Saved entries

* START *

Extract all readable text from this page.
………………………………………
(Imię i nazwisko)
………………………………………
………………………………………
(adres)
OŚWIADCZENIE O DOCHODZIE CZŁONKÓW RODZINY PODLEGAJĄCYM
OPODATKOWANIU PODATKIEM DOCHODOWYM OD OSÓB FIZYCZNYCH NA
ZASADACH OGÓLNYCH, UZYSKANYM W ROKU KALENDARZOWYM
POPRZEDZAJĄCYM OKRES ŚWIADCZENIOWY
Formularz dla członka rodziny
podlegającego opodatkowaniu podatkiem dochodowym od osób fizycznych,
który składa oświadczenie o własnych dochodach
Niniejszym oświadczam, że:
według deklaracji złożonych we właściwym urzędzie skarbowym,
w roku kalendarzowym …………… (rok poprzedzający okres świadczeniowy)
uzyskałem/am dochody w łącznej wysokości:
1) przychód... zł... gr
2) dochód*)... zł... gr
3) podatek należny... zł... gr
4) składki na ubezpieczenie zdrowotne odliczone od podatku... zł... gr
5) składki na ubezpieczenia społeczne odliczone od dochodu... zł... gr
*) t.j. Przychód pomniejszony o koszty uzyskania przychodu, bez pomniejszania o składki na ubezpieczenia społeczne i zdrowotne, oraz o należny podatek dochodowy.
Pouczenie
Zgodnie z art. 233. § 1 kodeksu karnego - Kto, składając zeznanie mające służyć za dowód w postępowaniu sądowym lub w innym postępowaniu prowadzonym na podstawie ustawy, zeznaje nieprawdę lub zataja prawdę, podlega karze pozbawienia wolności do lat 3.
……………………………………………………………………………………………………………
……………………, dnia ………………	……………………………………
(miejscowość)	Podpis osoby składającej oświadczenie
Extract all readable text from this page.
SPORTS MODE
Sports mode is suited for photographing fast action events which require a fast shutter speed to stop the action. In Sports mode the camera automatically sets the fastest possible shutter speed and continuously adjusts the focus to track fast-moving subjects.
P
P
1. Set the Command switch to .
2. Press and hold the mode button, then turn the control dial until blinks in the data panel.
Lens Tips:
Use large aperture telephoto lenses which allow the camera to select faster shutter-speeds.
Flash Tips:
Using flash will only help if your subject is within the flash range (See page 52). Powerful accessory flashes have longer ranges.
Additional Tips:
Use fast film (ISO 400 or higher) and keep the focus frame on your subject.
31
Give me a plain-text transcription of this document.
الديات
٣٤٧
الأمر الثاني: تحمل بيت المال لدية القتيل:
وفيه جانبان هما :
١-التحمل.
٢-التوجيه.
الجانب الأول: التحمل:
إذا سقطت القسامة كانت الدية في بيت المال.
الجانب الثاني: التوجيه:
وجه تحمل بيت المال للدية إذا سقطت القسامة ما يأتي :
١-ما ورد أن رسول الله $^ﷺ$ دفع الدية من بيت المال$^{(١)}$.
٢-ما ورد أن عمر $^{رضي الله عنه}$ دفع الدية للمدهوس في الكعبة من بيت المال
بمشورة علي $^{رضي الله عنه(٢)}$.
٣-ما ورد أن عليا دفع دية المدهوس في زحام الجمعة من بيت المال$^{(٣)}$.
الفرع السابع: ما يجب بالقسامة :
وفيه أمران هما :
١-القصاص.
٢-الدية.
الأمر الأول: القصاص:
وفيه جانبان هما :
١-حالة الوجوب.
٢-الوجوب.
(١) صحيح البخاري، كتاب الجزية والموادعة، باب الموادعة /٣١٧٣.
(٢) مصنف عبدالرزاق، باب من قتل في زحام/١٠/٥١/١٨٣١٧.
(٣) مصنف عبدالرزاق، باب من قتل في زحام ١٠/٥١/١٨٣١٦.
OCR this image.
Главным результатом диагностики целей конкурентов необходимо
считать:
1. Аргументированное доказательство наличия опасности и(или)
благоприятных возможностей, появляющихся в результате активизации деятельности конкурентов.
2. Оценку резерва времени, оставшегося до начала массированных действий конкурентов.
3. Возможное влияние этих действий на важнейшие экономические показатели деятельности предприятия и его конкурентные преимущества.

* END *

**Problem**
Take every line from the data that contains the word "focus".

**The answer**
Sports mode is suited for photographing fast action events which require a fast shutter speed to stop the action. In Sports mode the camera automatically sets the fastest possible shutter speed and continuously adjusts the focus to track fast-moving subjects.
Use fast film (ISO 400 or higher) and keep the focus frame on your subject.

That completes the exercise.